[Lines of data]
※

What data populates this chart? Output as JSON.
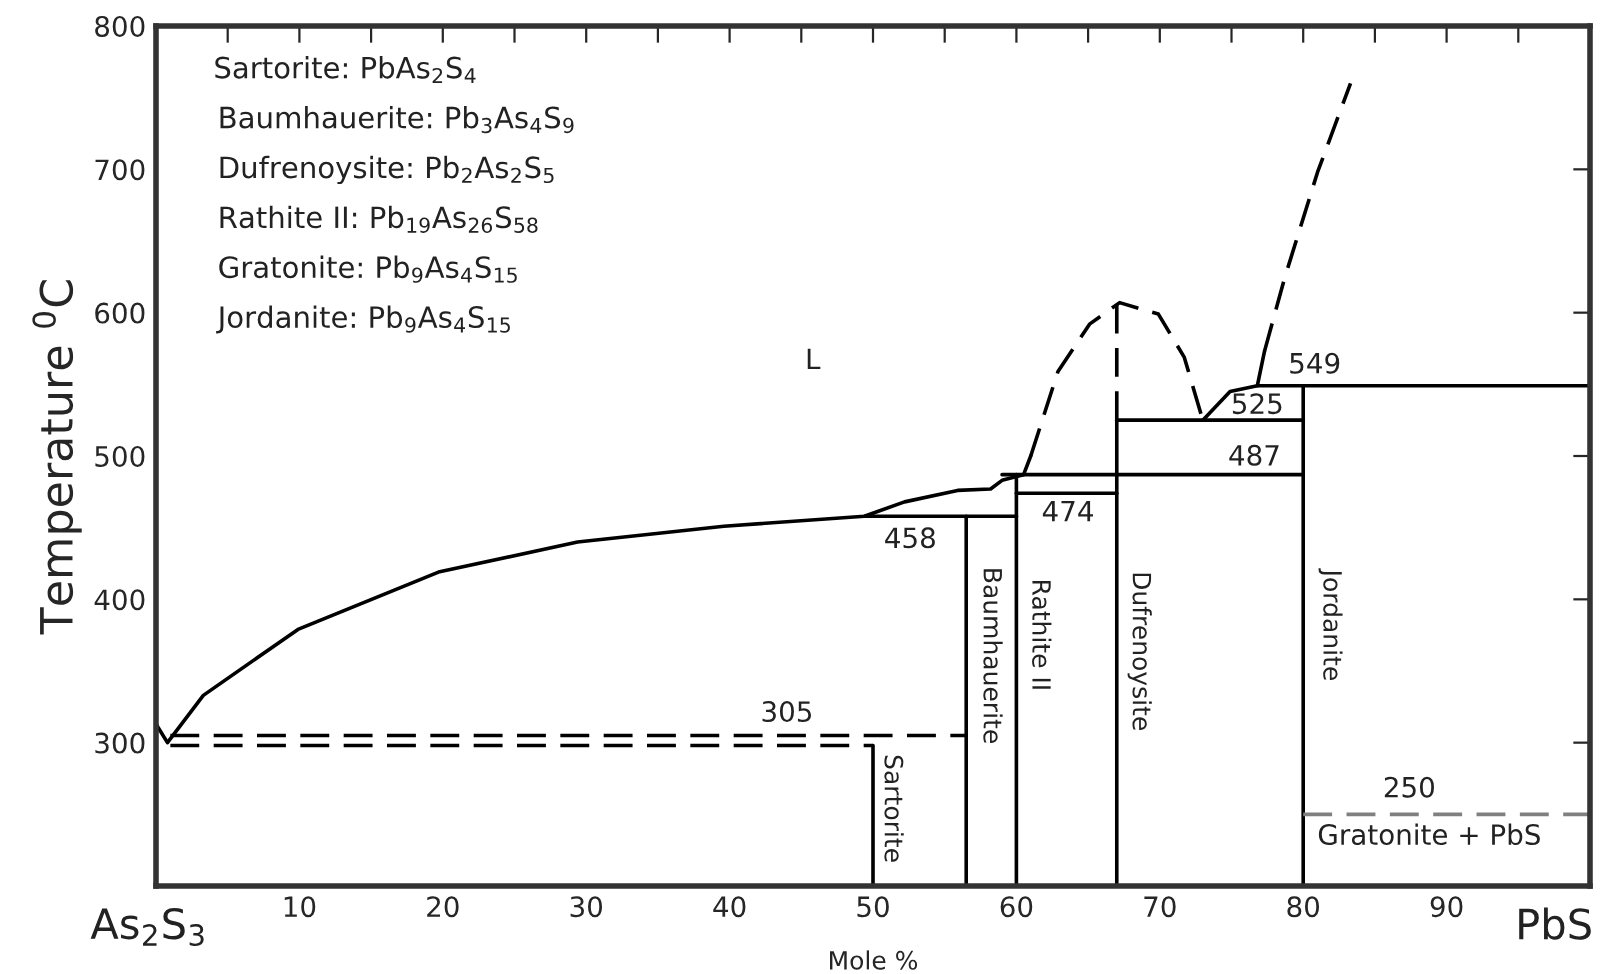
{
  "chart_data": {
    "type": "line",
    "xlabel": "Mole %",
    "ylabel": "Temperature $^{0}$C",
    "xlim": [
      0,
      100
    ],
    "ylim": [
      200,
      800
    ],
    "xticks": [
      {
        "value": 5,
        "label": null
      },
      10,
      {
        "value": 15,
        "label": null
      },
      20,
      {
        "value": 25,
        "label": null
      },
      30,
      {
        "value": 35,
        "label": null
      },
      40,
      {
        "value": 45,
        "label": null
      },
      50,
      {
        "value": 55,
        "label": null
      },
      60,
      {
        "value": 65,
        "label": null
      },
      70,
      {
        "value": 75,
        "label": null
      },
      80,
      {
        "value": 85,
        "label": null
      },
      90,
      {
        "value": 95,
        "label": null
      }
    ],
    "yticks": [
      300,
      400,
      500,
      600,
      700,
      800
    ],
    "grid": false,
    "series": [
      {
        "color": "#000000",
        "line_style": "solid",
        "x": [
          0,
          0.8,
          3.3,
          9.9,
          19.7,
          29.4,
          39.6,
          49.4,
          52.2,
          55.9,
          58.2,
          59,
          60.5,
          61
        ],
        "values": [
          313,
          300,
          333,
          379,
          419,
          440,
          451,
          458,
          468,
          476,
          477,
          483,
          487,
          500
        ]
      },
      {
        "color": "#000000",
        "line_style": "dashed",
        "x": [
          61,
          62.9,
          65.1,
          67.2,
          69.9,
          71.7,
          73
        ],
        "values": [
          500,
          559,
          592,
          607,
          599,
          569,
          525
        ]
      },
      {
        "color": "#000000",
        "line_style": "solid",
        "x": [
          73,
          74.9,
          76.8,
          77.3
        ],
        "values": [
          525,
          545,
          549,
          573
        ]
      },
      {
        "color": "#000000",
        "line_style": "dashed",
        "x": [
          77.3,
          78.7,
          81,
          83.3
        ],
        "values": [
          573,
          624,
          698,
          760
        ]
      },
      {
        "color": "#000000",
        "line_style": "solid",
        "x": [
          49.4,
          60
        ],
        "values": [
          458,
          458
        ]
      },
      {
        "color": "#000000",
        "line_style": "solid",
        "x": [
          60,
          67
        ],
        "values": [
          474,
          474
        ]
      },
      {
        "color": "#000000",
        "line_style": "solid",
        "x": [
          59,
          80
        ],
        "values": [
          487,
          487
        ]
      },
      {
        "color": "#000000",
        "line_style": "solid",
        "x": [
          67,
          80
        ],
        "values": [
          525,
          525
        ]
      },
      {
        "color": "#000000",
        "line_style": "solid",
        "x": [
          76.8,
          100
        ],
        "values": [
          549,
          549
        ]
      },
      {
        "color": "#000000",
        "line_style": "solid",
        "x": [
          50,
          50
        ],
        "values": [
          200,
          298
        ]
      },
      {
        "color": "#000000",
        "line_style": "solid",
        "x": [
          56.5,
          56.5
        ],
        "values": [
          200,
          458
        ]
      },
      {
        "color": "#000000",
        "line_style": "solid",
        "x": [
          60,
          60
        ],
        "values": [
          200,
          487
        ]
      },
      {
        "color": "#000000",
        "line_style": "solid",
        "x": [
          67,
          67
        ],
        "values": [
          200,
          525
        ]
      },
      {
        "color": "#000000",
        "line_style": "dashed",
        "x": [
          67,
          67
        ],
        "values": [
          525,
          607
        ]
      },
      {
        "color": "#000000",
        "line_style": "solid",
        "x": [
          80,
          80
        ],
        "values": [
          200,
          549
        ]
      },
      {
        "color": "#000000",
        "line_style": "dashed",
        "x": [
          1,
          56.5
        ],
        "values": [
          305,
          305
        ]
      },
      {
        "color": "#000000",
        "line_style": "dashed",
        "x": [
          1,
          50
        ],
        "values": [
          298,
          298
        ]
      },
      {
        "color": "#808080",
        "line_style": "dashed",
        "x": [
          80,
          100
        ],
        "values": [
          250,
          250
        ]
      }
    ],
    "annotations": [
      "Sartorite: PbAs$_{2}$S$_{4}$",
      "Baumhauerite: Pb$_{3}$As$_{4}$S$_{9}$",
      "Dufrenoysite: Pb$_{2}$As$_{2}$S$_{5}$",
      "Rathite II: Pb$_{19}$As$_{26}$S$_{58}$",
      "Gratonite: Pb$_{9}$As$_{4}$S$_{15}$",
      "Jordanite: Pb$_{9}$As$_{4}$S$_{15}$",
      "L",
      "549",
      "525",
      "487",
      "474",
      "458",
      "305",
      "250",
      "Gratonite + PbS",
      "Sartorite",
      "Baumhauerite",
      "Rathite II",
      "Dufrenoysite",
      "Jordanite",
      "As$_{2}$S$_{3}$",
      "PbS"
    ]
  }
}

※

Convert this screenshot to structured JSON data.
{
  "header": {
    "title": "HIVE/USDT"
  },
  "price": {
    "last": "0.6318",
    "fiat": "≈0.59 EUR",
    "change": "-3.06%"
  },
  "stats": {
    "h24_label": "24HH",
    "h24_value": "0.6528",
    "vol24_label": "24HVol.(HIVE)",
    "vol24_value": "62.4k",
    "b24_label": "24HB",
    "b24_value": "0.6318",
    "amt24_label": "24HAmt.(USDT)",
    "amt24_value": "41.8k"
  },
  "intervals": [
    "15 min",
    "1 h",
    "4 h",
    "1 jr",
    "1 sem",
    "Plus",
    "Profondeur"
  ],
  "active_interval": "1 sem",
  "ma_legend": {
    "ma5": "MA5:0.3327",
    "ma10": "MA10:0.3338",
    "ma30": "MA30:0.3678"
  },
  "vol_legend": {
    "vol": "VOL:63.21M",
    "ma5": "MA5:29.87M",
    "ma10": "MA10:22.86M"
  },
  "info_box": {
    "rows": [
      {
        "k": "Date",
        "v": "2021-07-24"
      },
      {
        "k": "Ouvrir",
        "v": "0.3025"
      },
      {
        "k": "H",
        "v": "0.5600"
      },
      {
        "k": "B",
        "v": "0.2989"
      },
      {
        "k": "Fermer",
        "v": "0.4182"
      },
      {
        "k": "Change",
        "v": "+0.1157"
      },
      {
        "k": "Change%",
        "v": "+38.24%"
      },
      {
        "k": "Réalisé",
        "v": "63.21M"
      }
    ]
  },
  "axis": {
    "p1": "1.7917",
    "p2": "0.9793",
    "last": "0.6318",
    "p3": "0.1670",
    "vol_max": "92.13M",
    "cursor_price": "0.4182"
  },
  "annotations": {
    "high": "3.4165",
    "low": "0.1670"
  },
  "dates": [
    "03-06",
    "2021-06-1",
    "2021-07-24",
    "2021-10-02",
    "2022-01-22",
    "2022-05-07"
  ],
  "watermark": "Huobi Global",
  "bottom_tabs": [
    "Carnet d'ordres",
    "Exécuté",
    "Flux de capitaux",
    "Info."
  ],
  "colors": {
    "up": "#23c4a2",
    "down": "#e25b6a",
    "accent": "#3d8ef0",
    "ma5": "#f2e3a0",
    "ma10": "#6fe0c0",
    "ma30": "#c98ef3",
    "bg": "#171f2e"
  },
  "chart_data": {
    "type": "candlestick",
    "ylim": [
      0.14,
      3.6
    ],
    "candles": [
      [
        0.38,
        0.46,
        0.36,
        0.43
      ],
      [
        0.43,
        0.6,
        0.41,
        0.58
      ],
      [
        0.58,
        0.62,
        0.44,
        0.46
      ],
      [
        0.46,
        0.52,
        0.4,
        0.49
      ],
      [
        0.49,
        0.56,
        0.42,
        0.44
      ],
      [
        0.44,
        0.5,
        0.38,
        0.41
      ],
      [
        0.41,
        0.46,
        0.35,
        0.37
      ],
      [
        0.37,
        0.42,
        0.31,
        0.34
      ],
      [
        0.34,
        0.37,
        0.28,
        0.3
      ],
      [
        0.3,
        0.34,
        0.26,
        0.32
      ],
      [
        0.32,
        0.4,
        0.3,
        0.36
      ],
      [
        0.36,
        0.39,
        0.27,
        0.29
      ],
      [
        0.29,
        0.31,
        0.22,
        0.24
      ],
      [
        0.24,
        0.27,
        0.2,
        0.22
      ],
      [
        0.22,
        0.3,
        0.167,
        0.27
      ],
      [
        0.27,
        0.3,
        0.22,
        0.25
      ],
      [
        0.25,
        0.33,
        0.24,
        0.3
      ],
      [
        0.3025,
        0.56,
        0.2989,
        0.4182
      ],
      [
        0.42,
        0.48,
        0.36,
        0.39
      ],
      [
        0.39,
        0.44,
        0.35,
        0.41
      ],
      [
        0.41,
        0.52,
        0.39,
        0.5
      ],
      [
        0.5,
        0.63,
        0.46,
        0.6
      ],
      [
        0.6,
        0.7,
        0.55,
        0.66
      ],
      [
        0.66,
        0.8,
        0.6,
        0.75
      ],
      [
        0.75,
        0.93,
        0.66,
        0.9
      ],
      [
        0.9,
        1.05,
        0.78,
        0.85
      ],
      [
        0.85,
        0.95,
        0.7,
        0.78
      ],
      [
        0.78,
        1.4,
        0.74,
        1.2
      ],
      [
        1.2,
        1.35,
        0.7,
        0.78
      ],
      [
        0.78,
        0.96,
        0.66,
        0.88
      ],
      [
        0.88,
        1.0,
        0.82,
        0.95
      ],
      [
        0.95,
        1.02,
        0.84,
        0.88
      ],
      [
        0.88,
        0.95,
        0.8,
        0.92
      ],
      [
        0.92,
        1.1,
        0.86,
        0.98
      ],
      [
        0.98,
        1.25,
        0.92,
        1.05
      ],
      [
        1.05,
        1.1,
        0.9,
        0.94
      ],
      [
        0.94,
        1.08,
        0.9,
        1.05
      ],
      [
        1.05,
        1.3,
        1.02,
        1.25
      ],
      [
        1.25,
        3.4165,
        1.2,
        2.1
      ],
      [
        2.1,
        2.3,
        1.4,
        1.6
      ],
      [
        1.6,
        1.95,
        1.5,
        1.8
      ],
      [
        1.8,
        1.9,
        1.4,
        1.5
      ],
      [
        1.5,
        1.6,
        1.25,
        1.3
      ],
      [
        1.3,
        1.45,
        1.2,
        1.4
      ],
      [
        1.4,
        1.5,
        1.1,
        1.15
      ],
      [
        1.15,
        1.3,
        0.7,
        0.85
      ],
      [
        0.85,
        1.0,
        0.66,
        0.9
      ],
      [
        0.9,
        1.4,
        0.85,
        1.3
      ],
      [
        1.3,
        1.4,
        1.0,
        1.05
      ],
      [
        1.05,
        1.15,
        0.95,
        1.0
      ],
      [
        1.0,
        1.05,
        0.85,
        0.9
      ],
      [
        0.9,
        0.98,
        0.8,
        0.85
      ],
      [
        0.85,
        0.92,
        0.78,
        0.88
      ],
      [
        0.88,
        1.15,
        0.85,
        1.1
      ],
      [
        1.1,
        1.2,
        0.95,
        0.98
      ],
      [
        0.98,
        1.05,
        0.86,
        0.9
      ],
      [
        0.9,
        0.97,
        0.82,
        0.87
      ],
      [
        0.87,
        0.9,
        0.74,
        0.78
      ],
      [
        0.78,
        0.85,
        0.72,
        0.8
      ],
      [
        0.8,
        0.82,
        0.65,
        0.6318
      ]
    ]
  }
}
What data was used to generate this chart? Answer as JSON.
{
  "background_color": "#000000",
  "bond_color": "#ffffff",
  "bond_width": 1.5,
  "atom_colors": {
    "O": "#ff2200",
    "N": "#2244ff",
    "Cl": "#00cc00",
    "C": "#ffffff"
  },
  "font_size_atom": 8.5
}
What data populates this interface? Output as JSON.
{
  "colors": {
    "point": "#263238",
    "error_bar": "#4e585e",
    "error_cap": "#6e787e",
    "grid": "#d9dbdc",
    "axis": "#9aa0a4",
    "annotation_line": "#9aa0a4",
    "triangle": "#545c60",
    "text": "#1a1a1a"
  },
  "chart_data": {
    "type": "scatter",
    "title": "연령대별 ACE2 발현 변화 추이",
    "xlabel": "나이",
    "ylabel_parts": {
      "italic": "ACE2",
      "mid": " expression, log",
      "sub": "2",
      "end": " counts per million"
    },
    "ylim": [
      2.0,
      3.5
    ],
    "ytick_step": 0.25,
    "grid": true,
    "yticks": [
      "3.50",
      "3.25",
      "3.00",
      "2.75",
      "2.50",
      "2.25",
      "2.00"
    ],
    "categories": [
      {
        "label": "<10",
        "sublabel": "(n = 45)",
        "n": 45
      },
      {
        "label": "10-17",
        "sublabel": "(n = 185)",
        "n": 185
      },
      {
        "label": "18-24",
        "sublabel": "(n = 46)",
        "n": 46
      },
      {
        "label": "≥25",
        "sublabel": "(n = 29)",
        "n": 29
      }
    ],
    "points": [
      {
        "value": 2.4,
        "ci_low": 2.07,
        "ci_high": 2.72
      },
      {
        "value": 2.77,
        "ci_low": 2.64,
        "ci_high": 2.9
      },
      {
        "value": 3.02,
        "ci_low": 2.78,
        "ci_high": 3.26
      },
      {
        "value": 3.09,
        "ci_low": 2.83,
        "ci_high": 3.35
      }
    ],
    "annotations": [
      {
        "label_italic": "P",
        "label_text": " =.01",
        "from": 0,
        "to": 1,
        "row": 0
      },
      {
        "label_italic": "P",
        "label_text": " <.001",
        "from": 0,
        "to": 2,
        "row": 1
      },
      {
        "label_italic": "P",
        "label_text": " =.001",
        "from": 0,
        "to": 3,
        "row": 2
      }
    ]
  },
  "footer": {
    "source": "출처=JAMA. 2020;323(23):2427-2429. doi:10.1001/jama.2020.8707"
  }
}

※

#### INSTRUCTIONS TO FOLLOW
Where a line of the data holds "sublabel", show that line.

#### ANSWER TO THIS EXERCISE
        "sublabel": "(n = 45)",
        "sublabel": "(n = 185)",
        "sublabel": "(n = 46)",
        "sublabel": "(n = 29)",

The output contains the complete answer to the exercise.